↓↓↓

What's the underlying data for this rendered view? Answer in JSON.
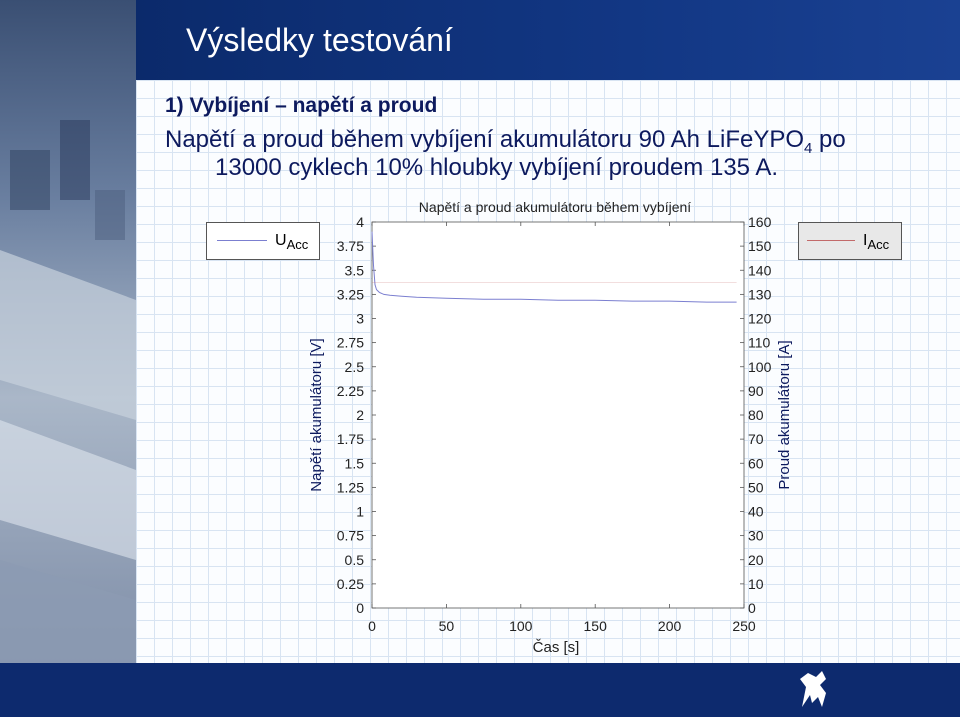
{
  "slide": {
    "title": "Výsledky testování",
    "heading": "1) Vybíjení – napětí a proud",
    "desc_line1_before": "Napětí a proud během vybíjení akumulátoru 90 Ah LiFeYPO",
    "desc_line1_sub": "4",
    "desc_line1_after": " po",
    "desc_line2": "13000 cyklech 10% hloubky vybíjení proudem 135 A."
  },
  "legend_left": {
    "main": "U",
    "sub": "Acc"
  },
  "legend_right": {
    "main": "I",
    "sub": "Acc"
  },
  "colors": {
    "voltage": "#7b7fd0",
    "current": "#c26a6a",
    "title_band": "#0b2a6b",
    "text": "#0d1a5e"
  },
  "chart_data": {
    "type": "line",
    "title": "Napětí a proud akumulátoru během vybíjení",
    "xlabel": "Čas [s]",
    "ylabel": "Napětí akumulátoru [V]",
    "y2label": "Proud akumulátoru [A]",
    "xlim": [
      0,
      250
    ],
    "ylim": [
      0,
      4
    ],
    "y2lim": [
      0,
      160
    ],
    "x_ticks": [
      "0",
      "50",
      "100",
      "150",
      "200",
      "250"
    ],
    "y_ticks": [
      "4",
      "3.75",
      "3.5",
      "3.25",
      "3",
      "2.75",
      "2.5",
      "2.25",
      "2",
      "1.75",
      "1.5",
      "1.25",
      "1",
      "0.75",
      "0.5",
      "0.25",
      "0"
    ],
    "y2_ticks": [
      "160",
      "150",
      "140",
      "130",
      "120",
      "110",
      "100",
      "90",
      "80",
      "70",
      "60",
      "50",
      "40",
      "30",
      "20",
      "10",
      "0"
    ],
    "series": [
      {
        "name": "U Acc",
        "axis": "left",
        "x": [
          0,
          1,
          2,
          3,
          5,
          8,
          12,
          20,
          30,
          50,
          75,
          100,
          125,
          150,
          175,
          200,
          225,
          245
        ],
        "y": [
          3.9,
          3.55,
          3.35,
          3.3,
          3.27,
          3.25,
          3.24,
          3.23,
          3.22,
          3.21,
          3.2,
          3.2,
          3.19,
          3.19,
          3.18,
          3.18,
          3.17,
          3.17
        ]
      },
      {
        "name": "I Acc",
        "axis": "right",
        "x": [
          0,
          245
        ],
        "y": [
          135,
          135
        ]
      }
    ]
  }
}
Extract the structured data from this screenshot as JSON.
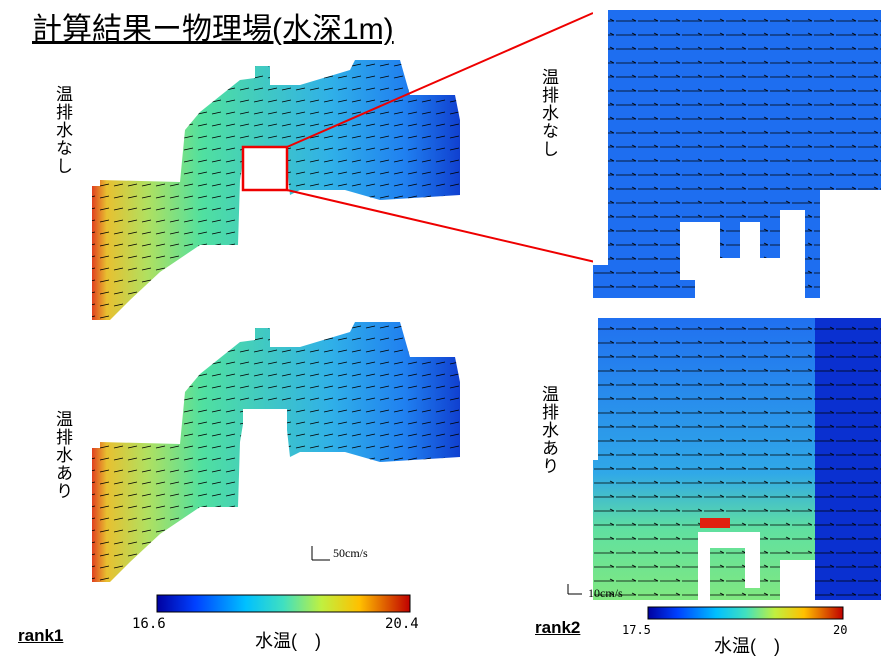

↑↑↑

→ AIM
Copy every line above word for word and exclude the pictures.

→ EXERCISE ANSWER
What's the underlying data for this rendered view? Answer in JSON.
{
  "slide": {
    "title": "Výsledky testování",
    "heading": "1) Vybíjení – napětí a proud",
    "desc_line1_before": "Napětí a proud během vybíjení akumulátoru 90 Ah LiFeYPO",
    "desc_line1_sub": "4",
    "desc_line1_after": " po",
    "desc_line2": "13000 cyklech 10% hloubky vybíjení proudem 135 A."
  },
  "legend_left": {
    "main": "U",
    "sub": "Acc"
  },
  "legend_right": {
    "main": "I",
    "sub": "Acc"
  },
  "colors": {
    "voltage": "#7b7fd0",
    "current": "#c26a6a",
    "title_band": "#0b2a6b",
    "text": "#0d1a5e"
  },
  "chart_data": {
    "type": "line",
    "title": "Napětí a proud akumulátoru během vybíjení",
    "xlabel": "Čas [s]",
    "ylabel": "Napětí akumulátoru [V]",
    "y2label": "Proud akumulátoru [A]",
    "xlim": [
      0,
      250
    ],
    "ylim": [
      0,
      4
    ],
    "y2lim": [
      0,
      160
    ],
    "x_ticks": [
      "0",
      "50",
      "100",
      "150",
      "200",
      "250"
    ],
    "y_ticks": [
      "4",
      "3.75",
      "3.5",
      "3.25",
      "3",
      "2.75",
      "2.5",
      "2.25",
      "2",
      "1.75",
      "1.5",
      "1.25",
      "1",
      "0.75",
      "0.5",
      "0.25",
      "0"
    ],
    "y2_ticks": [
      "160",
      "150",
      "140",
      "130",
      "120",
      "110",
      "100",
      "90",
      "80",
      "70",
      "60",
      "50",
      "40",
      "30",
      "20",
      "10",
      "0"
    ],
    "series": [
      {
        "name": "U Acc",
        "axis": "left",
        "x": [
          0,
          1,
          2,
          3,
          5,
          8,
          12,
          20,
          30,
          50,
          75,
          100,
          125,
          150,
          175,
          200,
          225,
          245
        ],
        "y": [
          3.9,
          3.55,
          3.35,
          3.3,
          3.27,
          3.25,
          3.24,
          3.23,
          3.22,
          3.21,
          3.2,
          3.2,
          3.19,
          3.19,
          3.18,
          3.18,
          3.17,
          3.17
        ]
      },
      {
        "name": "I Acc",
        "axis": "right",
        "x": [
          0,
          245
        ],
        "y": [
          135,
          135
        ]
      }
    ]
  }
}
Extract the structured data from this screenshot as JSON.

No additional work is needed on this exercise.